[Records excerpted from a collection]

• • • • • • •

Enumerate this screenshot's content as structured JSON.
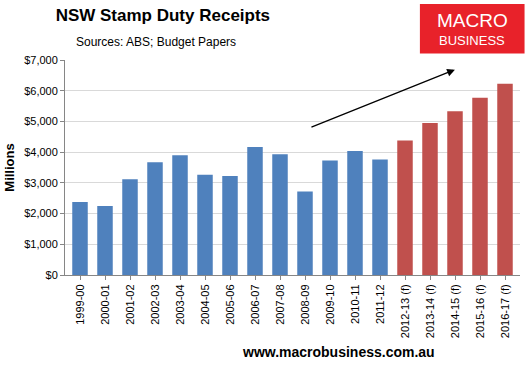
{
  "chart_data": {
    "type": "bar",
    "title": "NSW Stamp Duty Receipts",
    "subtitle": "Sources: ABS; Budget Papers",
    "y_label": "Millions",
    "categories": [
      "1999-00",
      "2000-01",
      "2001-02",
      "2002-03",
      "2003-04",
      "2004-05",
      "2005-06",
      "2006-07",
      "2007-08",
      "2008-09",
      "2009-10",
      "2010-11",
      "2011-12",
      "2012-13 (f)",
      "2013-14 (f)",
      "2014-15 (f)",
      "2015-16 (f)",
      "2016-17 (f)"
    ],
    "values": [
      2380,
      2250,
      3120,
      3670,
      3900,
      3260,
      3220,
      4170,
      3930,
      2720,
      3730,
      4040,
      3760,
      4380,
      4950,
      5330,
      5770,
      6230
    ],
    "colors": [
      "#4f81bd",
      "#4f81bd",
      "#4f81bd",
      "#4f81bd",
      "#4f81bd",
      "#4f81bd",
      "#4f81bd",
      "#4f81bd",
      "#4f81bd",
      "#4f81bd",
      "#4f81bd",
      "#4f81bd",
      "#4f81bd",
      "#c0504d",
      "#c0504d",
      "#c0504d",
      "#c0504d",
      "#c0504d"
    ],
    "ylim": [
      0,
      7000
    ],
    "yticks": [
      {
        "value": 0,
        "label": "$0"
      },
      {
        "value": 1000,
        "label": "$1,000"
      },
      {
        "value": 2000,
        "label": "$2,000"
      },
      {
        "value": 3000,
        "label": "$3,000"
      },
      {
        "value": 4000,
        "label": "$4,000"
      },
      {
        "value": 5000,
        "label": "$5,000"
      },
      {
        "value": 6000,
        "label": "$6,000"
      },
      {
        "value": 7000,
        "label": "$7,000"
      }
    ],
    "grid": true,
    "logo": {
      "line1": "MACRO",
      "line2": "BUSINESS"
    },
    "footer": "www.macrobusiness.com.au"
  }
}
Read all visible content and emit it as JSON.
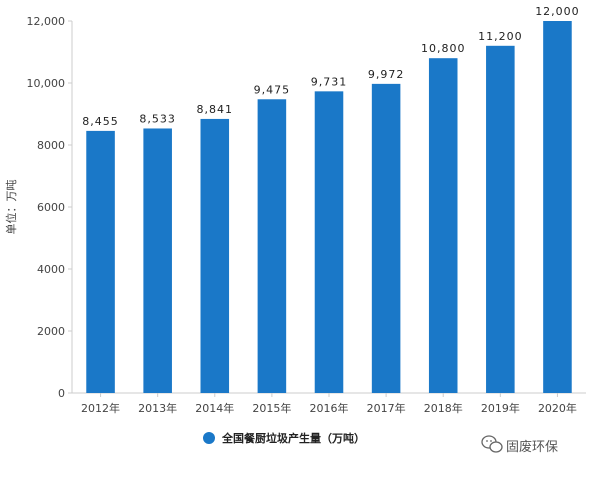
{
  "chart_data": {
    "type": "bar",
    "categories": [
      "2012年",
      "2013年",
      "2014年",
      "2015年",
      "2016年",
      "2017年",
      "2018年",
      "2019年",
      "2020年"
    ],
    "series": [
      {
        "name": "全国餐厨垃圾产生量（万吨）",
        "values": [
          8455,
          8533,
          8841,
          9475,
          9731,
          9972,
          10800,
          11200,
          12000
        ],
        "color": "#1a78c8"
      }
    ],
    "data_labels": [
      "8,455",
      "8,533",
      "8,841",
      "9,475",
      "9,731",
      "9,972",
      "10,800",
      "11,200",
      "12,000"
    ],
    "y_ticks": [
      0,
      2000,
      4000,
      6000,
      8000,
      10000,
      12000
    ],
    "y_tick_labels": [
      "0",
      "2000",
      "4000",
      "6000",
      "8000",
      "10,000",
      "12,000"
    ],
    "ylim": [
      0,
      12000
    ],
    "ylabel": "单位：万吨",
    "xlabel": "",
    "title": "",
    "grid": false,
    "legend_position": "bottom-left"
  },
  "watermark": {
    "text": "固废环保",
    "icon": "wechat-icon"
  }
}
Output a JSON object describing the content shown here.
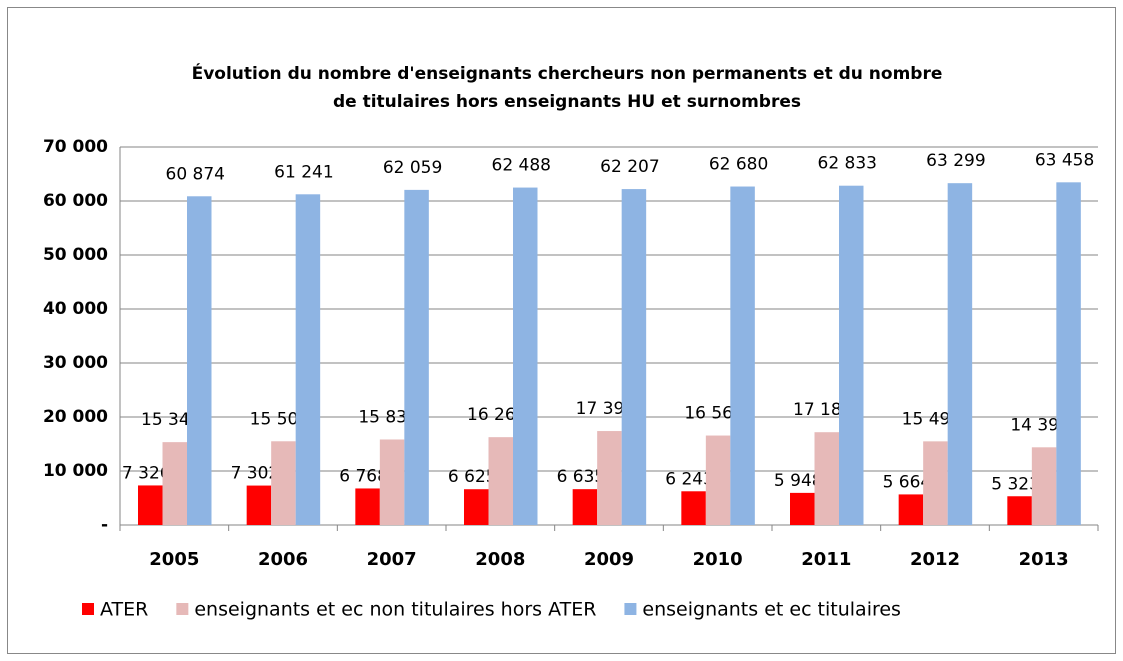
{
  "chart_data": {
    "type": "bar",
    "title": [
      "Évolution du nombre d'enseignants chercheurs non permanents et du nombre",
      "de titulaires hors enseignants HU et surnombres"
    ],
    "categories": [
      "2005",
      "2006",
      "2007",
      "2008",
      "2009",
      "2010",
      "2011",
      "2012",
      "2013"
    ],
    "series": [
      {
        "name": "ATER",
        "color": "#ff0000",
        "values": [
          7326,
          7302,
          6768,
          6625,
          6635,
          6243,
          5948,
          5664,
          5323
        ],
        "value_labels": [
          "7 326",
          "7 302",
          "6 768",
          "6 625",
          "6 635",
          "6 243",
          "5 948",
          "5 664",
          "5 323"
        ]
      },
      {
        "name": "enseignants et ec non titulaires hors ATER",
        "color": "#e6b9b8",
        "values": [
          15344,
          15504,
          15836,
          16265,
          17399,
          16566,
          17185,
          15491,
          14390
        ],
        "value_labels": [
          "15 344",
          "15 504",
          "15 836",
          "16 265",
          "17 399",
          "16 566",
          "17 185",
          "15 491",
          "14 390"
        ]
      },
      {
        "name": "enseignants et ec titulaires",
        "color": "#8eb4e3",
        "values": [
          60874,
          61241,
          62059,
          62488,
          62207,
          62680,
          62833,
          63299,
          63458
        ],
        "value_labels": [
          "60 874",
          "61 241",
          "62 059",
          "62 488",
          "62 207",
          "62 680",
          "62 833",
          "63 299",
          "63 458"
        ]
      }
    ],
    "ylim": [
      0,
      70000
    ],
    "yticks": [
      {
        "value": 0,
        "label": "-"
      },
      {
        "value": 10000,
        "label": "10 000"
      },
      {
        "value": 20000,
        "label": "20 000"
      },
      {
        "value": 30000,
        "label": "30 000"
      },
      {
        "value": 40000,
        "label": "40 000"
      },
      {
        "value": 50000,
        "label": "50 000"
      },
      {
        "value": 60000,
        "label": "60 000"
      },
      {
        "value": 70000,
        "label": "70 000"
      }
    ],
    "grid": true,
    "legend": "bottom"
  }
}
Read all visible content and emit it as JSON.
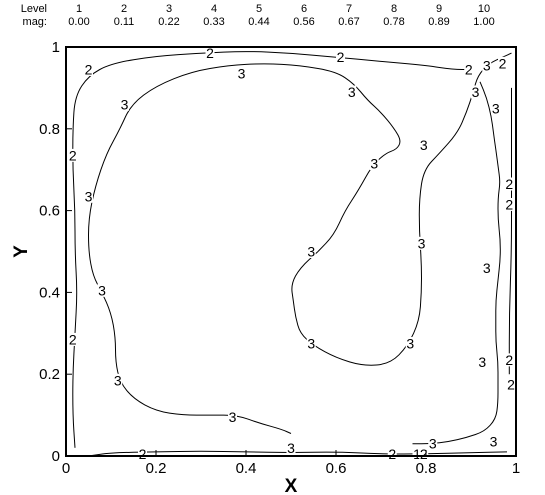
{
  "chart_data": {
    "type": "contour",
    "xlabel": "X",
    "ylabel": "Y",
    "xlim": [
      0,
      1
    ],
    "ylim": [
      0,
      1
    ],
    "x_ticks": [
      "0",
      "0.2",
      "0.4",
      "0.6",
      "0.8",
      "1"
    ],
    "y_ticks": [
      "0",
      "0.2",
      "0.4",
      "0.6",
      "0.8",
      "1"
    ],
    "legend": {
      "placement": "top",
      "row_labels": [
        "Level",
        "mag:"
      ],
      "levels": [
        "1",
        "2",
        "3",
        "4",
        "5",
        "6",
        "7",
        "8",
        "9",
        "10"
      ],
      "mag": [
        "0.00",
        "0.11",
        "0.22",
        "0.33",
        "0.44",
        "0.56",
        "0.67",
        "0.78",
        "0.89",
        "1.00"
      ]
    },
    "contour_labels": [
      {
        "text": "2",
        "x": 0.32,
        "y": 0.985
      },
      {
        "text": "2",
        "x": 0.61,
        "y": 0.975
      },
      {
        "text": "2",
        "x": 0.05,
        "y": 0.945
      },
      {
        "text": "3",
        "x": 0.39,
        "y": 0.935
      },
      {
        "text": "2",
        "x": 0.895,
        "y": 0.945
      },
      {
        "text": "3",
        "x": 0.935,
        "y": 0.955
      },
      {
        "text": "2",
        "x": 0.97,
        "y": 0.96
      },
      {
        "text": "3",
        "x": 0.13,
        "y": 0.86
      },
      {
        "text": "3",
        "x": 0.635,
        "y": 0.89
      },
      {
        "text": "3",
        "x": 0.91,
        "y": 0.89
      },
      {
        "text": "3",
        "x": 0.955,
        "y": 0.85
      },
      {
        "text": "3",
        "x": 0.795,
        "y": 0.76
      },
      {
        "text": "3",
        "x": 0.685,
        "y": 0.715
      },
      {
        "text": "2",
        "x": 0.015,
        "y": 0.735
      },
      {
        "text": "3",
        "x": 0.05,
        "y": 0.635
      },
      {
        "text": "3",
        "x": 0.545,
        "y": 0.5
      },
      {
        "text": "3",
        "x": 0.79,
        "y": 0.52
      },
      {
        "text": "3",
        "x": 0.935,
        "y": 0.46
      },
      {
        "text": "2",
        "x": 0.985,
        "y": 0.665
      },
      {
        "text": "2",
        "x": 0.985,
        "y": 0.615
      },
      {
        "text": "3",
        "x": 0.08,
        "y": 0.405
      },
      {
        "text": "2",
        "x": 0.015,
        "y": 0.285
      },
      {
        "text": "3",
        "x": 0.545,
        "y": 0.275
      },
      {
        "text": "3",
        "x": 0.765,
        "y": 0.275
      },
      {
        "text": "3",
        "x": 0.925,
        "y": 0.23
      },
      {
        "text": "2",
        "x": 0.985,
        "y": 0.235
      },
      {
        "text": "3",
        "x": 0.115,
        "y": 0.185
      },
      {
        "text": "2",
        "x": 0.99,
        "y": 0.175
      },
      {
        "text": "3",
        "x": 0.37,
        "y": 0.095
      },
      {
        "text": "3",
        "x": 0.815,
        "y": 0.03
      },
      {
        "text": "3",
        "x": 0.95,
        "y": 0.035
      },
      {
        "text": "2",
        "x": 0.17,
        "y": 0.005
      },
      {
        "text": "3",
        "x": 0.5,
        "y": 0.02
      },
      {
        "text": "2",
        "x": 0.725,
        "y": 0.0
      },
      {
        "text": "1",
        "x": 0.78,
        "y": 0.0
      },
      {
        "text": "2",
        "x": 0.795,
        "y": 0.0
      }
    ],
    "contours": [
      {
        "level": 3,
        "points": [
          [
            0.56,
            0.5
          ],
          [
            0.52,
            0.46
          ],
          [
            0.5,
            0.42
          ],
          [
            0.505,
            0.38
          ],
          [
            0.51,
            0.34
          ],
          [
            0.52,
            0.3
          ],
          [
            0.55,
            0.27
          ],
          [
            0.6,
            0.24
          ],
          [
            0.66,
            0.22
          ],
          [
            0.72,
            0.225
          ],
          [
            0.76,
            0.27
          ],
          [
            0.785,
            0.33
          ],
          [
            0.79,
            0.4
          ],
          [
            0.79,
            0.47
          ],
          [
            0.785,
            0.55
          ],
          [
            0.785,
            0.63
          ],
          [
            0.795,
            0.7
          ],
          [
            0.83,
            0.74
          ],
          [
            0.87,
            0.79
          ],
          [
            0.89,
            0.84
          ],
          [
            0.905,
            0.89
          ],
          [
            0.915,
            0.93
          ],
          [
            0.94,
            0.96
          ],
          [
            0.97,
            0.975
          ],
          [
            0.99,
            0.985
          ]
        ]
      },
      {
        "level": 3,
        "points": [
          [
            0.56,
            0.5
          ],
          [
            0.595,
            0.54
          ],
          [
            0.62,
            0.6
          ],
          [
            0.65,
            0.65
          ],
          [
            0.68,
            0.71
          ],
          [
            0.71,
            0.74
          ],
          [
            0.735,
            0.75
          ],
          [
            0.745,
            0.77
          ],
          [
            0.73,
            0.8
          ],
          [
            0.7,
            0.84
          ],
          [
            0.67,
            0.87
          ],
          [
            0.64,
            0.91
          ],
          [
            0.6,
            0.94
          ],
          [
            0.52,
            0.955
          ],
          [
            0.44,
            0.96
          ],
          [
            0.36,
            0.955
          ],
          [
            0.28,
            0.94
          ],
          [
            0.2,
            0.905
          ],
          [
            0.145,
            0.86
          ],
          [
            0.12,
            0.8
          ],
          [
            0.09,
            0.74
          ],
          [
            0.065,
            0.66
          ],
          [
            0.05,
            0.58
          ],
          [
            0.05,
            0.5
          ],
          [
            0.06,
            0.44
          ],
          [
            0.08,
            0.4
          ],
          [
            0.1,
            0.35
          ],
          [
            0.11,
            0.29
          ],
          [
            0.11,
            0.23
          ],
          [
            0.12,
            0.18
          ],
          [
            0.15,
            0.14
          ],
          [
            0.2,
            0.11
          ],
          [
            0.26,
            0.1
          ],
          [
            0.32,
            0.1
          ],
          [
            0.38,
            0.1
          ],
          [
            0.43,
            0.08
          ],
          [
            0.48,
            0.065
          ],
          [
            0.5,
            0.055
          ]
        ]
      },
      {
        "level": 3,
        "points": [
          [
            0.92,
            0.915
          ],
          [
            0.935,
            0.875
          ],
          [
            0.945,
            0.83
          ],
          [
            0.95,
            0.79
          ],
          [
            0.955,
            0.75
          ],
          [
            0.96,
            0.71
          ],
          [
            0.965,
            0.67
          ],
          [
            0.96,
            0.63
          ],
          [
            0.96,
            0.58
          ],
          [
            0.965,
            0.53
          ],
          [
            0.965,
            0.48
          ],
          [
            0.96,
            0.43
          ],
          [
            0.955,
            0.38
          ],
          [
            0.955,
            0.33
          ],
          [
            0.955,
            0.28
          ],
          [
            0.96,
            0.23
          ],
          [
            0.96,
            0.18
          ],
          [
            0.96,
            0.13
          ],
          [
            0.955,
            0.09
          ],
          [
            0.93,
            0.06
          ],
          [
            0.89,
            0.045
          ],
          [
            0.85,
            0.035
          ],
          [
            0.81,
            0.03
          ],
          [
            0.77,
            0.03
          ]
        ]
      },
      {
        "level": 2,
        "points": [
          [
            0.02,
            0.02
          ],
          [
            0.015,
            0.1
          ],
          [
            0.015,
            0.2
          ],
          [
            0.02,
            0.3
          ],
          [
            0.025,
            0.4
          ],
          [
            0.02,
            0.5
          ],
          [
            0.02,
            0.6
          ],
          [
            0.015,
            0.7
          ],
          [
            0.015,
            0.8
          ],
          [
            0.02,
            0.88
          ],
          [
            0.05,
            0.93
          ],
          [
            0.1,
            0.96
          ],
          [
            0.2,
            0.978
          ],
          [
            0.3,
            0.985
          ],
          [
            0.4,
            0.99
          ],
          [
            0.5,
            0.985
          ],
          [
            0.6,
            0.975
          ],
          [
            0.7,
            0.965
          ],
          [
            0.8,
            0.955
          ],
          [
            0.86,
            0.945
          ],
          [
            0.9,
            0.945
          ]
        ]
      },
      {
        "level": 2,
        "points": [
          [
            0.985,
            0.2
          ],
          [
            0.985,
            0.35
          ],
          [
            0.99,
            0.5
          ],
          [
            0.99,
            0.65
          ],
          [
            0.99,
            0.8
          ],
          [
            0.99,
            0.9
          ]
        ]
      },
      {
        "level": 2,
        "points": [
          [
            0.05,
            0.0
          ],
          [
            0.1,
            0.008
          ],
          [
            0.2,
            0.01
          ],
          [
            0.3,
            0.012
          ],
          [
            0.4,
            0.01
          ],
          [
            0.5,
            0.008
          ],
          [
            0.6,
            0.01
          ],
          [
            0.7,
            0.005
          ],
          [
            0.8,
            0.005
          ],
          [
            0.9,
            0.008
          ],
          [
            0.98,
            0.01
          ]
        ]
      }
    ]
  }
}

• • • • • • •

◆ AIM ◆
From the entries above, extract every line where the word "enseignants" appears.

◆ RESPONSE TO THE TASK ◆
      "Évolution du nombre d'enseignants chercheurs non permanents et du nombre",
      "de titulaires hors enseignants HU et surnombres"
        "name": "enseignants et ec non titulaires hors ATER",
        "name": "enseignants et ec titulaires",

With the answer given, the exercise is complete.